- [Work to complete] Pull out every line below containing the word "text".

>> Start Dataset rows

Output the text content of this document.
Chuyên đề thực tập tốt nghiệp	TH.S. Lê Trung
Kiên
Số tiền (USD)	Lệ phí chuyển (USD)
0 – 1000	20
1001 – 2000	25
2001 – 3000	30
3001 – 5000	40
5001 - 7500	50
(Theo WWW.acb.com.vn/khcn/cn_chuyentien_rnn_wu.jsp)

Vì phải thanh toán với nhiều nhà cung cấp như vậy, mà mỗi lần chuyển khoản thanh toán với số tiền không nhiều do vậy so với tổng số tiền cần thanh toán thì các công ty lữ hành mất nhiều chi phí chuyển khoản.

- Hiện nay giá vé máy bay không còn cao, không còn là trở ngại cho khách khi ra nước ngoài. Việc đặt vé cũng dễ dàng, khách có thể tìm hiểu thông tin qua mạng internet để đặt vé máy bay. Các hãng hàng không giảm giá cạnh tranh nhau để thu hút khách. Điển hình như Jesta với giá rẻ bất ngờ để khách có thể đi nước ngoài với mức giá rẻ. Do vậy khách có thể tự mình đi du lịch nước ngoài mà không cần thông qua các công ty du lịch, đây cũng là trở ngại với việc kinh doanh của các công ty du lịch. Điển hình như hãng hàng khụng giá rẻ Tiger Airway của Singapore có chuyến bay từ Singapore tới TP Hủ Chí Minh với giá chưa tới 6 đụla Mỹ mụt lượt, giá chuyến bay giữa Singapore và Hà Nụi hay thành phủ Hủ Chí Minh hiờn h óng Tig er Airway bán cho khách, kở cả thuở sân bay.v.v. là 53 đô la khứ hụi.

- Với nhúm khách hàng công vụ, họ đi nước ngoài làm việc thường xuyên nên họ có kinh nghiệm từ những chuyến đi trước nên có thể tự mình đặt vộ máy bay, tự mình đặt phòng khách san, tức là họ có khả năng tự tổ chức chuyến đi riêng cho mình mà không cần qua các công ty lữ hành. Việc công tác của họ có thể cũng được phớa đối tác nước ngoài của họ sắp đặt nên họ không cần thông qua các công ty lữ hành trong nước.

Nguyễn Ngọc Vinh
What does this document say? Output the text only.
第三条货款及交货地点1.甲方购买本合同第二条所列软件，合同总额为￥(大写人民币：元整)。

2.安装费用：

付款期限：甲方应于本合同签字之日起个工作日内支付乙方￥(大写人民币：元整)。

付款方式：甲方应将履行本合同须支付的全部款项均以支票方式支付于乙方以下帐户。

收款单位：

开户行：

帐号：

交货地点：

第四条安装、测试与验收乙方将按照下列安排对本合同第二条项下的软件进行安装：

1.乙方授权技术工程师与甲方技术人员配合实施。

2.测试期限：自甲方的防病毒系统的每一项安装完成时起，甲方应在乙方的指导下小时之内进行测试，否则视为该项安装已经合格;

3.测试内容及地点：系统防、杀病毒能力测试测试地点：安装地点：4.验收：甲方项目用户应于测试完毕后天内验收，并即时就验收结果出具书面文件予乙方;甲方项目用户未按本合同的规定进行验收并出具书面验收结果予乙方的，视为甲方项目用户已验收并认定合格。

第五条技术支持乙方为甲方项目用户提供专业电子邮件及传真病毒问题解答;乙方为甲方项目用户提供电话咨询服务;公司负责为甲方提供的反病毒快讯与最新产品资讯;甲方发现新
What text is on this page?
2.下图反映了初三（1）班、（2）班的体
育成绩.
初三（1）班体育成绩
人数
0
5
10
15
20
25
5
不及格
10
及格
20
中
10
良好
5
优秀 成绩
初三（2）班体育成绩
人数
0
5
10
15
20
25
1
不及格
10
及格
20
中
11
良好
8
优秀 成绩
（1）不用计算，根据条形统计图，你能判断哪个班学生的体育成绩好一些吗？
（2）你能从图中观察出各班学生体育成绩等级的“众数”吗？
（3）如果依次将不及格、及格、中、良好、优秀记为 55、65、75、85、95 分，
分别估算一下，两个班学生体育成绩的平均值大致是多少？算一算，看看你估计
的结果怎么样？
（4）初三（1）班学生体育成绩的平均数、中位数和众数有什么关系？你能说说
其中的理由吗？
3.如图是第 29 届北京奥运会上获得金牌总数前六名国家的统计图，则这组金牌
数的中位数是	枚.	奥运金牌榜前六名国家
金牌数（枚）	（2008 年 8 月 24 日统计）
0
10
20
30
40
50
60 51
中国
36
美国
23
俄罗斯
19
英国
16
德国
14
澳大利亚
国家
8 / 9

>> End Dataset rows

- [Worked answer]
Output the text content of this document.
What does this document say? Output the text only.
What text is on this page?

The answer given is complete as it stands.